Direction: Copy all the entries below exactly, but not the pictures.

Given records:
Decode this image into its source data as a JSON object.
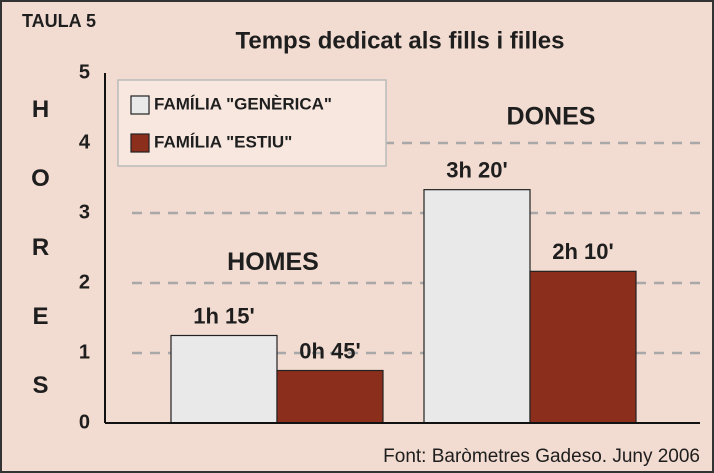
{
  "chart_data": {
    "type": "bar",
    "tag": "TAULA 5",
    "title": "Temps dedicat als fills i filles",
    "y_label": "HORES",
    "source": "Font: Baròmetres Gadeso. Juny 2006",
    "categories": [
      "HOMES",
      "DONES"
    ],
    "series": [
      {
        "name": "FAMÍLIA \"GENÈRICA\"",
        "color": "#e9e9ea",
        "values": [
          1.25,
          3.3333
        ],
        "value_labels": [
          "1h 15'",
          "3h 20'"
        ]
      },
      {
        "name": "FAMÍLIA \"ESTIU\"",
        "color": "#8b2f1c",
        "values": [
          0.75,
          2.1667
        ],
        "value_labels": [
          "0h 45'",
          "2h 10'"
        ]
      }
    ],
    "ylim": [
      0,
      5
    ],
    "yticks": [
      0,
      1,
      2,
      3,
      4,
      5
    ],
    "grid": true
  }
}
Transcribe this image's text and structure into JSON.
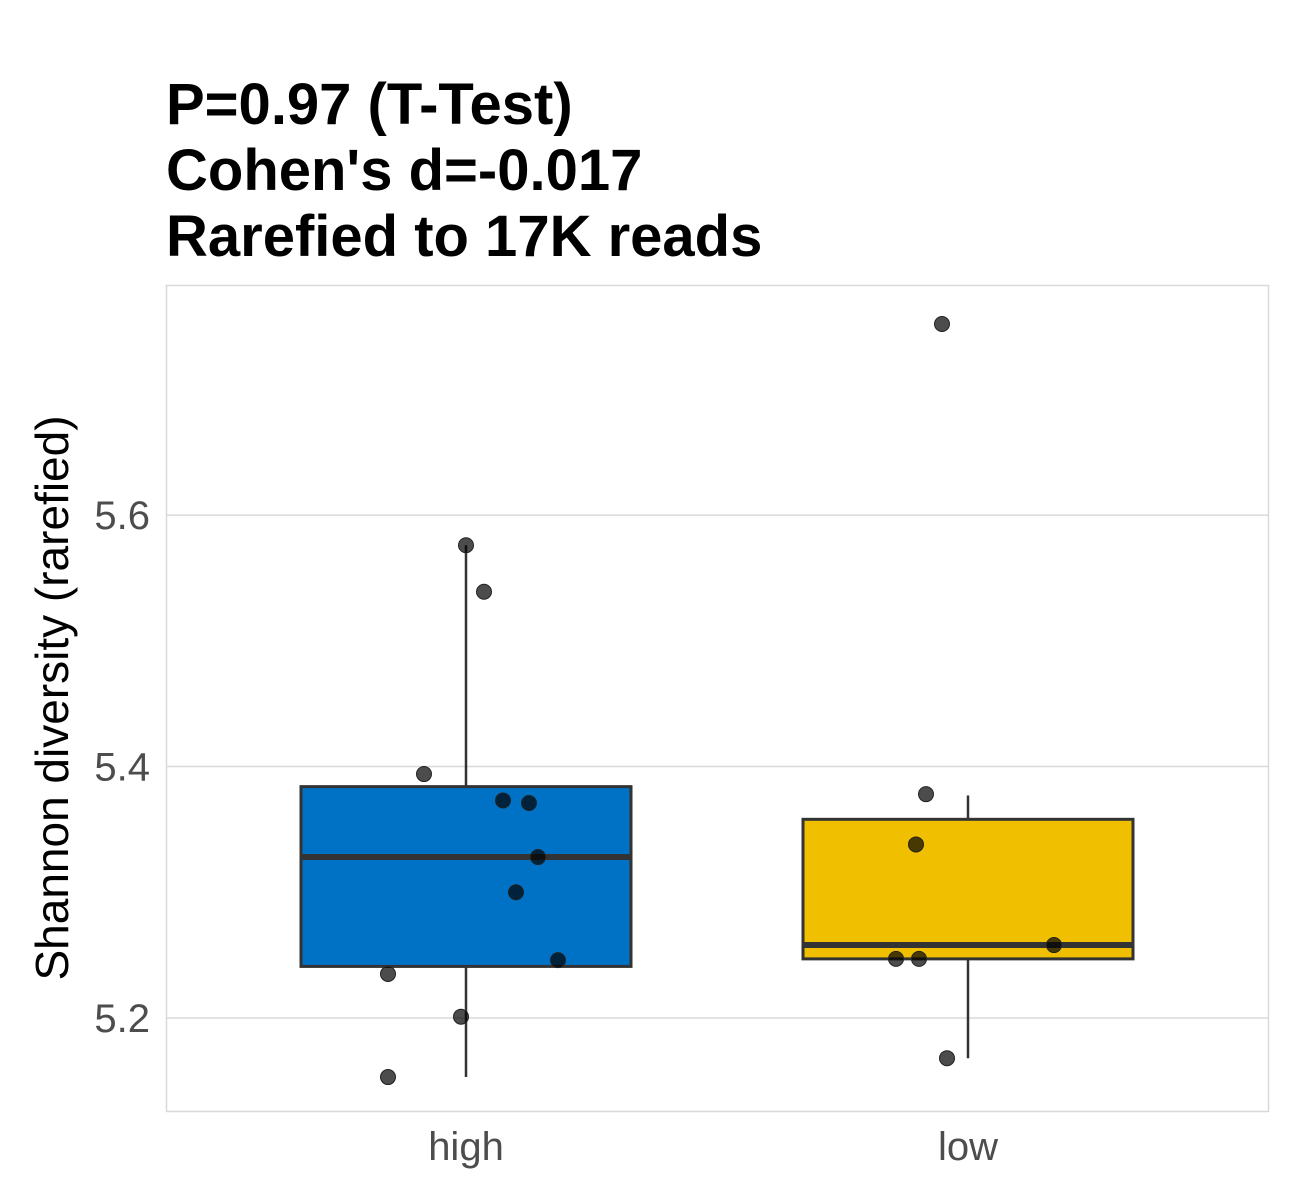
{
  "chart_data": {
    "type": "box",
    "title_lines": [
      "P=0.97 (T-Test)",
      "Cohen's d=-0.017",
      "Rarefied to 17K reads"
    ],
    "xlabel": "",
    "ylabel": "Shannon diversity (rarefied)",
    "ylim": [
      5.126,
      5.783
    ],
    "yticks": [
      5.2,
      5.4,
      5.6
    ],
    "ytick_labels": [
      "5.2",
      "5.4",
      "5.6"
    ],
    "grid": true,
    "categories": [
      "high",
      "low"
    ],
    "boxes": [
      {
        "name": "high",
        "color": "#0072C6",
        "whisker_low": 5.153,
        "q1": 5.241,
        "median": 5.328,
        "q3": 5.384,
        "whisker_high": 5.576,
        "points": [
          5.576,
          5.539,
          5.394,
          5.373,
          5.371,
          5.328,
          5.3,
          5.246,
          5.235,
          5.201,
          5.153
        ]
      },
      {
        "name": "low",
        "color": "#F0C000",
        "whisker_low": 5.168,
        "q1": 5.247,
        "median": 5.258,
        "q3": 5.358,
        "whisker_high": 5.377,
        "points": [
          5.752,
          5.378,
          5.338,
          5.258,
          5.247,
          5.247,
          5.168
        ]
      }
    ]
  }
}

Result of this task:
Decode this image into its source data as a JSON object.
{
  "chart_data": {
    "type": "bar",
    "tag": "TAULA 5",
    "title": "Temps dedicat als fills i filles",
    "y_label": "HORES",
    "source": "Font: Baròmetres Gadeso. Juny 2006",
    "categories": [
      "HOMES",
      "DONES"
    ],
    "series": [
      {
        "name": "FAMÍLIA \"GENÈRICA\"",
        "color": "#e9e9ea",
        "values": [
          1.25,
          3.3333
        ],
        "value_labels": [
          "1h 15'",
          "3h 20'"
        ]
      },
      {
        "name": "FAMÍLIA \"ESTIU\"",
        "color": "#8b2f1c",
        "values": [
          0.75,
          2.1667
        ],
        "value_labels": [
          "0h 45'",
          "2h 10'"
        ]
      }
    ],
    "ylim": [
      0,
      5
    ],
    "yticks": [
      0,
      1,
      2,
      3,
      4,
      5
    ],
    "grid": true
  }
}
Transcribe this image's text and structure into JSON.
{
  "chart_data": {
    "type": "box",
    "title_lines": [
      "P=0.97 (T-Test)",
      "Cohen's d=-0.017",
      "Rarefied to 17K reads"
    ],
    "xlabel": "",
    "ylabel": "Shannon diversity (rarefied)",
    "ylim": [
      5.126,
      5.783
    ],
    "yticks": [
      5.2,
      5.4,
      5.6
    ],
    "ytick_labels": [
      "5.2",
      "5.4",
      "5.6"
    ],
    "grid": true,
    "categories": [
      "high",
      "low"
    ],
    "boxes": [
      {
        "name": "high",
        "color": "#0072C6",
        "whisker_low": 5.153,
        "q1": 5.241,
        "median": 5.328,
        "q3": 5.384,
        "whisker_high": 5.576,
        "points": [
          5.576,
          5.539,
          5.394,
          5.373,
          5.371,
          5.328,
          5.3,
          5.246,
          5.235,
          5.201,
          5.153
        ]
      },
      {
        "name": "low",
        "color": "#F0C000",
        "whisker_low": 5.168,
        "q1": 5.247,
        "median": 5.258,
        "q3": 5.358,
        "whisker_high": 5.377,
        "points": [
          5.752,
          5.378,
          5.338,
          5.258,
          5.247,
          5.247,
          5.168
        ]
      }
    ]
  }
}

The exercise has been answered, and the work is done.